- Short exercise: Continue the article about the plant-based plastic that dissolves in seawater, starting after its last sentence.

- Article:

Is there another way? A team of scientists in Japan think there might be: A ‘plant-based plastic’ that dissolves in seawater after a few hours rather than a few centuries. 

The research team used ionic polymerization – a way to create long chains of molecules using charged particles called ions – to combine a modified type of cellulose with a second material. 

These materials’ opposing electrical charges cause them to latch together in a dense network of powerful bonds that provides the resulting product with plastic-like strength – until it comes into contact with seawater.

Sodium and chloride ions in the seawater weaken the material’s bonds and cause it to break down. This degradation happens so rapidly that a thin coating must be applied to inhibit it and ensure the material remains useful for a reasonable period of time. 

The team, working at the RIKEN Center for Emergent Matter Science (CEMS) in Saitama, Japan, also experimented with adding different amounts of choline chloride (a water soluble salt) to modify the material’s flexibility allowing for the creation of thin stretchable films, hard sheets, and anything in between. 

While showing off new creations in a lab setting is impressive, the researchers also demonstrated the material’s real-life utility by creating a shopping bag that successfully held everyday groceries. 

The novel material offers multiple clear benefits over traditional plastic. For example, the polymerization process takes place in plain water at room temperature, making it potentially very cost effective to scale.

- Data listing:
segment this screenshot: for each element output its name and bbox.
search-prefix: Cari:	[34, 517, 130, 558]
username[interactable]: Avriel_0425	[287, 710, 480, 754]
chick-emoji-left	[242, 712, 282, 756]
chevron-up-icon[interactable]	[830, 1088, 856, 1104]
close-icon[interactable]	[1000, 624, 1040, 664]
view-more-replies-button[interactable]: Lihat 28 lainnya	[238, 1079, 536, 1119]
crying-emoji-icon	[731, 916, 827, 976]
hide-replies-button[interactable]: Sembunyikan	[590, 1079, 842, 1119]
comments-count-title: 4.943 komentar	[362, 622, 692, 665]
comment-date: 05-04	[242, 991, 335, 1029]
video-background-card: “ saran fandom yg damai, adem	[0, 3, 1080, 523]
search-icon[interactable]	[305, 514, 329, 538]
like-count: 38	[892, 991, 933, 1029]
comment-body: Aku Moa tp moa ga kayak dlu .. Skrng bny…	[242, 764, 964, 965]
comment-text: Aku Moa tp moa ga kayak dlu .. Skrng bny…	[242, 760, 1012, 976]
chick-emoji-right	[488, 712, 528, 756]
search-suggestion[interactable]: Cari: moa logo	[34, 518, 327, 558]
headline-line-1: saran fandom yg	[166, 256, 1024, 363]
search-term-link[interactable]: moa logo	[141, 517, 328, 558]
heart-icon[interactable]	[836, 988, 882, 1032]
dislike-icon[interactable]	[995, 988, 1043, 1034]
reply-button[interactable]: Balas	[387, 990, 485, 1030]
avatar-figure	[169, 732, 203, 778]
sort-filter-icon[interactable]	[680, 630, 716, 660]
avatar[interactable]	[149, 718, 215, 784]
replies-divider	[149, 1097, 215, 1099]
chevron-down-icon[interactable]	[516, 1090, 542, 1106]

- Final result:
When it degrades, the material also splits neatly into its constituent molecular components. Not only does this mean no microplastics (tiny polluting fragments of traditional plastics) are created, it also means these components can be easily collected and reused to make new ‘plant plastics’.

The convenience of plastic is “hard to beat”, said Takuzo Aida, the team’s lead researcher. “With this new material, we have created a new family of plastics that are strong, stable, recyclable, can serve multiple functions, and importantly, do not generate microplastics.”

Other chemical engineering experts are cautiously optimistic about the new material’s potential, including Professor Joaquín Martínez Urreaga at Universidad Politécnica de Madrid, who described it as a “promising alternative to tackle marine pollution”. 

The CEMS team’s study was recently published in the Journal of the American Chemical Society.